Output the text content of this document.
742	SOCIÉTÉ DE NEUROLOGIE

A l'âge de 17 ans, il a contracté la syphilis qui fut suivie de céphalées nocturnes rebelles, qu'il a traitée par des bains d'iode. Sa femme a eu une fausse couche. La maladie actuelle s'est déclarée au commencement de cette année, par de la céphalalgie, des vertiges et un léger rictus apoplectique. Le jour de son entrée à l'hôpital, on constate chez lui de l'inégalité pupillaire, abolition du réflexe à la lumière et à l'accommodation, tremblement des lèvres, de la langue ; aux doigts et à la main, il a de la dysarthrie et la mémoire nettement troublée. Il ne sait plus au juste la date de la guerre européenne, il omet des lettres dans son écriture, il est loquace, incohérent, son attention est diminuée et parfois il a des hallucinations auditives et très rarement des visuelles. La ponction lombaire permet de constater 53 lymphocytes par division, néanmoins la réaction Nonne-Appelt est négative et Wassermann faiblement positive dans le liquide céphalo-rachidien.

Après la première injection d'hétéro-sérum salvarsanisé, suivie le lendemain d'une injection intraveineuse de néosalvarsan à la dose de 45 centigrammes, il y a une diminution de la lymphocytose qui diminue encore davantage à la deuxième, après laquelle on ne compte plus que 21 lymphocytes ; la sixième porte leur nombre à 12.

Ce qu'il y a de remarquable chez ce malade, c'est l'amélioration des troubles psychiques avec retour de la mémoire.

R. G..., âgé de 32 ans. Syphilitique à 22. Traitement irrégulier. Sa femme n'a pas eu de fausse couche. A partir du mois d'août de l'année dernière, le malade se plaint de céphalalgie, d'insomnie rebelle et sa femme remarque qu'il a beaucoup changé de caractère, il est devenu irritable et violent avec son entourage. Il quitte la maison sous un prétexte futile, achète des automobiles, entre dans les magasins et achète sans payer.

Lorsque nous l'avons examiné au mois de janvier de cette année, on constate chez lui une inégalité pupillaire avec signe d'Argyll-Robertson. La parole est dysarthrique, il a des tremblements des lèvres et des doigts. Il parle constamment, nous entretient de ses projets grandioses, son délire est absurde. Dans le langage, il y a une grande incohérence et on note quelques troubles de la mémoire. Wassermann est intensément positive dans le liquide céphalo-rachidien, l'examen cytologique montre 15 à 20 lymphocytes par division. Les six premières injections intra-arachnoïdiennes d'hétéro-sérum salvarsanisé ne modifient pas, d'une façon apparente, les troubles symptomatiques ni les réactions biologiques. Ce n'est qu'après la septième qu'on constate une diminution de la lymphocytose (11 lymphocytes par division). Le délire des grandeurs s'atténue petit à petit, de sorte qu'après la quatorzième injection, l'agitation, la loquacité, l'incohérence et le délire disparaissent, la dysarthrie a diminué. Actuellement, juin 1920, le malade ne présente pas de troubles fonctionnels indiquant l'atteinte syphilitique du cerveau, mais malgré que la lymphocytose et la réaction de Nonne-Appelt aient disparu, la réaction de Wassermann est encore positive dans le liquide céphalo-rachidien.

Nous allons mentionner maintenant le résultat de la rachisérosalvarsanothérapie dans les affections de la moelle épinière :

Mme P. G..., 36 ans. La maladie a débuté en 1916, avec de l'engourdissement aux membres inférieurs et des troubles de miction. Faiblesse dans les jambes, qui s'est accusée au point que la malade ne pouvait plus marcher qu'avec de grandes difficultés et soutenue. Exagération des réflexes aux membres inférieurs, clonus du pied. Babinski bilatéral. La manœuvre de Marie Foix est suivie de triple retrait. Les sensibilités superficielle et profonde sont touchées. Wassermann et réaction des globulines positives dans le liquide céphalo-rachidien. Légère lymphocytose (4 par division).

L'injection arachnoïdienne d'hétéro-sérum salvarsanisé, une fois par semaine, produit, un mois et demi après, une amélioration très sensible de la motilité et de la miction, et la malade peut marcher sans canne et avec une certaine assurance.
...
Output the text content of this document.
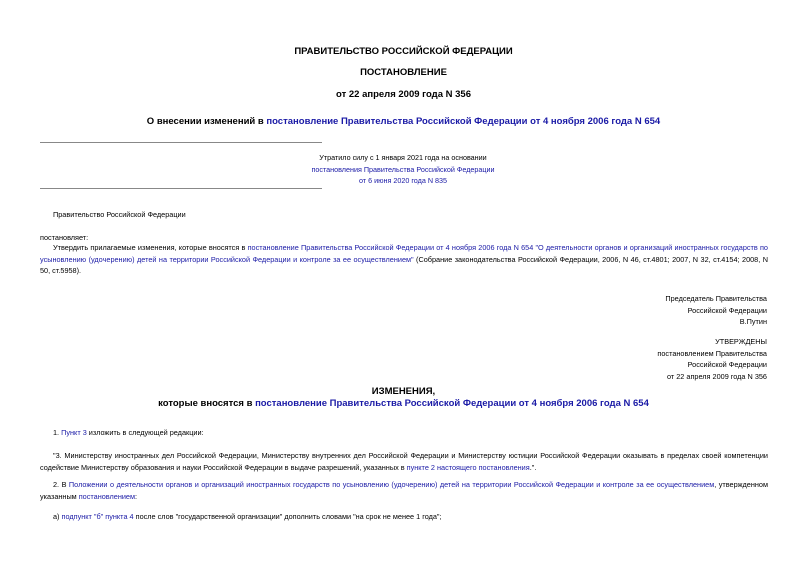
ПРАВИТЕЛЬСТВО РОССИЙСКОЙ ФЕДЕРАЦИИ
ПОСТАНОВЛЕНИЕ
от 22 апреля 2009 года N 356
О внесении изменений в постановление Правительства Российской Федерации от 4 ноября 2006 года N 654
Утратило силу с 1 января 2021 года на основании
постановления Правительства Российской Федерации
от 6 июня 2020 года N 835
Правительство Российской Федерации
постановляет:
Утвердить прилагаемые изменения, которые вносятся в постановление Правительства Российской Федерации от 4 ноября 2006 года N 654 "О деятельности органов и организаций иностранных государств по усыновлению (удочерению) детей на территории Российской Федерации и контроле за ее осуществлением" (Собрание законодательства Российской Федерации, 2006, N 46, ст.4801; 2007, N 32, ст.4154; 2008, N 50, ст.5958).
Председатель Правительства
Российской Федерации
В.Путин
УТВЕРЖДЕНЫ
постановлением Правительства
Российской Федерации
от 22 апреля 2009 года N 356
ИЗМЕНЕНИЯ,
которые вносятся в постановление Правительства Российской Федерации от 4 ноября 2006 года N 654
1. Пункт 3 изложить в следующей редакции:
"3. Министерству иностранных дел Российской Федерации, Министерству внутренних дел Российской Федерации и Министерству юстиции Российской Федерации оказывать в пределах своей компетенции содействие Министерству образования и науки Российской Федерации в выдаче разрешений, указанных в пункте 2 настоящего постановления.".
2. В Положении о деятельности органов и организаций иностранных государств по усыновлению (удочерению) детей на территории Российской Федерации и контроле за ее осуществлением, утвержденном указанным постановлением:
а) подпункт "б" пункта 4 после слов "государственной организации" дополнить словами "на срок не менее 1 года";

WHAT IS ASKED
Copy each line in the data that holds the word "удочерению".

THE COMPLETED TASK
Утвердить прилагаемые изменения, которые вносятся в постановление Правительства Российской Федерации от 4 ноября 2006 года N 654 "О деятельности органов и организаций иностранных государств по усыновлению (удочерению) детей на территории Российской Федерации и контроле за ее осуществлением" (Собрание законодательства Российской Федерации, 2006, N 46, ст.4801; 2007, N 32, ст.4154; 2008, N 50, ст.5958).
2. В Положении о деятельности органов и организаций иностранных государств по усыновлению (удочерению) детей на территории Российской Федерации и контроле за ее осуществлением, утвержденном указанным постановлением:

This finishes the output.